WHAT THE TASK ASKS
Below are some records. Copy every line in them that holds "annotation".

★ ★ ★ ★

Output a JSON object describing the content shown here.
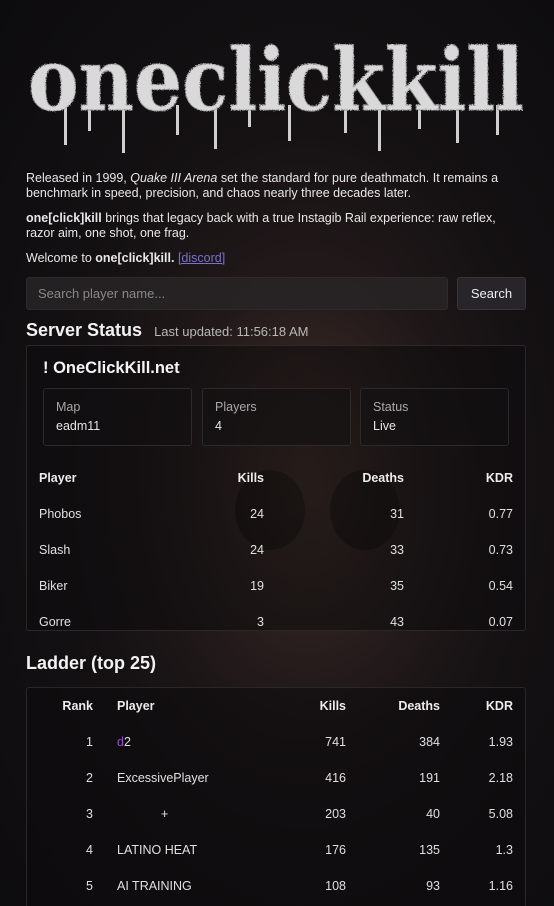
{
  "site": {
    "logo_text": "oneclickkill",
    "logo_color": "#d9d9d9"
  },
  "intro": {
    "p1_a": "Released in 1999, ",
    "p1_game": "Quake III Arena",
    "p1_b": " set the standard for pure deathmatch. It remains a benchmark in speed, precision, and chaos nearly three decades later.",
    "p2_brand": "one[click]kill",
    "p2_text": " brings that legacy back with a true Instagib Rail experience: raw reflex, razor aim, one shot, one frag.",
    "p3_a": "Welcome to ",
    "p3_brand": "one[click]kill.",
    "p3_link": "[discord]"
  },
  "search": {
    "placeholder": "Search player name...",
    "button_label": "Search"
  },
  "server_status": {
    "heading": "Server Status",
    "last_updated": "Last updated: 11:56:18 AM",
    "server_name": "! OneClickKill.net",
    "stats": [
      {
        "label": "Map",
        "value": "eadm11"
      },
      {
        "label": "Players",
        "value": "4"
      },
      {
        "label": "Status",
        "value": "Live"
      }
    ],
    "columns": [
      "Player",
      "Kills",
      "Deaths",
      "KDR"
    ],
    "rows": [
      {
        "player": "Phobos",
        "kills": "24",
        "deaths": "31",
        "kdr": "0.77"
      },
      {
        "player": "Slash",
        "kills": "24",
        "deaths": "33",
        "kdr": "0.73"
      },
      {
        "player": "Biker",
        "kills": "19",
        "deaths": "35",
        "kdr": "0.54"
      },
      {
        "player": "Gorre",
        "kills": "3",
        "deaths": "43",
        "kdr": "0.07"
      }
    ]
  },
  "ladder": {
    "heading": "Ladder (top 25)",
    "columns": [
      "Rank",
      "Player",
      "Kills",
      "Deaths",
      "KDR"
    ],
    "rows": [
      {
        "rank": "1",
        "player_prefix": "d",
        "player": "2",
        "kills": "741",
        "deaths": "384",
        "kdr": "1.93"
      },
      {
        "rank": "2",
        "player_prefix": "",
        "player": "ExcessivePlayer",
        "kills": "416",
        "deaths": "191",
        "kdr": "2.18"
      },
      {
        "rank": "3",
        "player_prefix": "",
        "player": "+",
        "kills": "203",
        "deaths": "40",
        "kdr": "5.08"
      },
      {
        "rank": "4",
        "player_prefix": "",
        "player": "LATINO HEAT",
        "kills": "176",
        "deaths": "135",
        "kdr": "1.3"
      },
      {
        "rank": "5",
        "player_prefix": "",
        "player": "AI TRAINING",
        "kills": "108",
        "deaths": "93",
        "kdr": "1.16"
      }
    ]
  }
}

★ ★ ★ ★

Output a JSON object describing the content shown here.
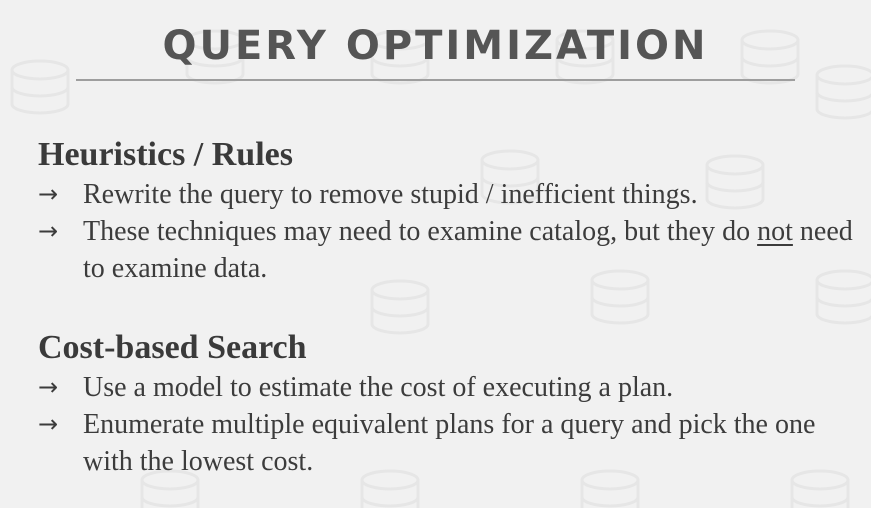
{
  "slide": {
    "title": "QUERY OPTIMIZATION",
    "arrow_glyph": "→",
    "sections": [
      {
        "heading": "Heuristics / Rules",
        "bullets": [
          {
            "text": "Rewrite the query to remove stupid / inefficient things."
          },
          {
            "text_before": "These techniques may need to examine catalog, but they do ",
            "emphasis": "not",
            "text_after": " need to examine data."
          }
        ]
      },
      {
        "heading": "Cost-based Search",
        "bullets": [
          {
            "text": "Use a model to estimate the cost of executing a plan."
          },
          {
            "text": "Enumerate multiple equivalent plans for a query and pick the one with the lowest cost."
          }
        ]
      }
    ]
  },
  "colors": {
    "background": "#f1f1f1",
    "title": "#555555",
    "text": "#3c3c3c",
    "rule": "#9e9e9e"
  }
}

★ ★ ★ ★

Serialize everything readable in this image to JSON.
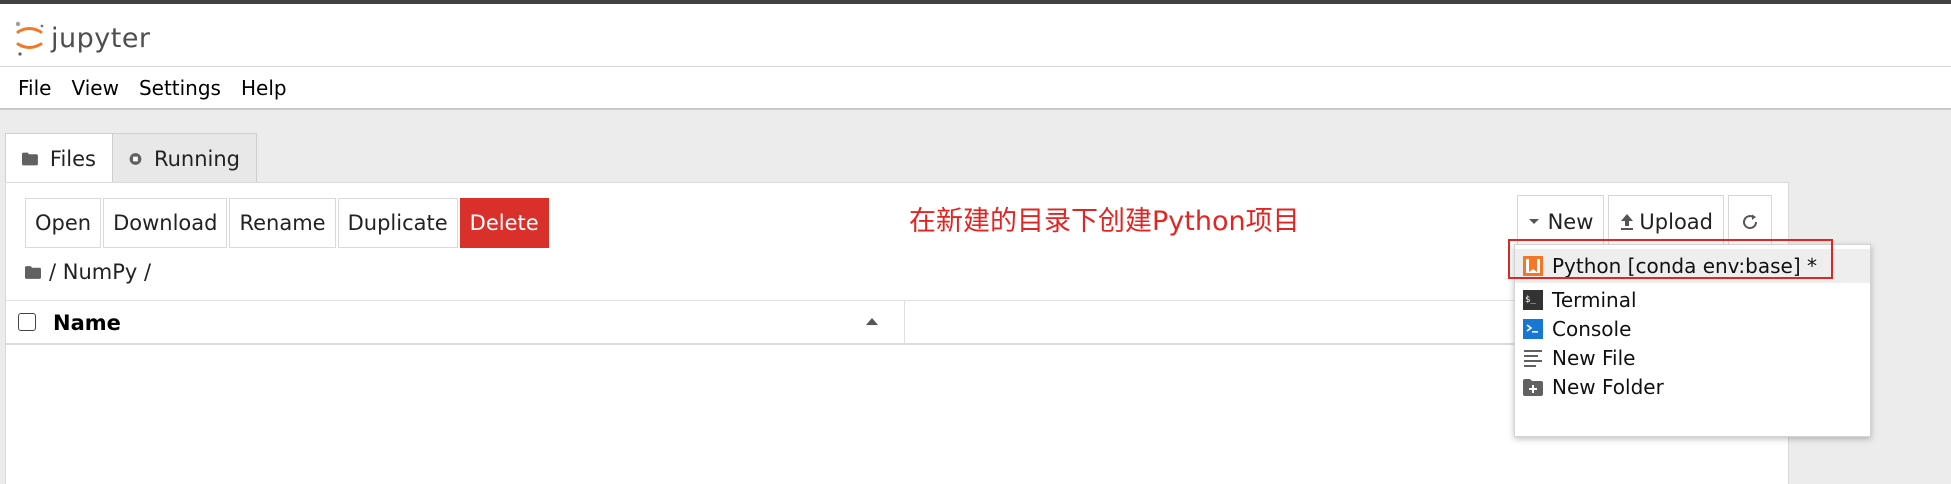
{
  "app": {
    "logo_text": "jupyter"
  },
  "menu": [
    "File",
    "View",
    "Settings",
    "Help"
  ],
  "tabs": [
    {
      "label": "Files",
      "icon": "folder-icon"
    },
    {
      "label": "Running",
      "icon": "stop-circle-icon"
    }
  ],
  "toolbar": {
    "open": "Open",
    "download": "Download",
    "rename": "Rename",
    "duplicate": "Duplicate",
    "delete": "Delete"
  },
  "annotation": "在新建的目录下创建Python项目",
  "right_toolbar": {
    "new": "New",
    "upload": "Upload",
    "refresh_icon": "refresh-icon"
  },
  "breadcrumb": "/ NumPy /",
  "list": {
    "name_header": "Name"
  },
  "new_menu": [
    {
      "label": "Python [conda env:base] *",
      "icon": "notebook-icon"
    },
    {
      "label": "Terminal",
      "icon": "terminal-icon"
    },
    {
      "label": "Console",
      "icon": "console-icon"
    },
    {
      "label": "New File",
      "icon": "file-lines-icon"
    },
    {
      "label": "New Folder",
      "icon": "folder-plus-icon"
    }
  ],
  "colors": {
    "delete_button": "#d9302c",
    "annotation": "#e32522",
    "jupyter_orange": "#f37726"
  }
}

★ ★ ★ ★

SOLUTION FOR THIS EXERCISE
  "annotation": "在新建的目录下创建Python项目",
    "annotation": "#e32522",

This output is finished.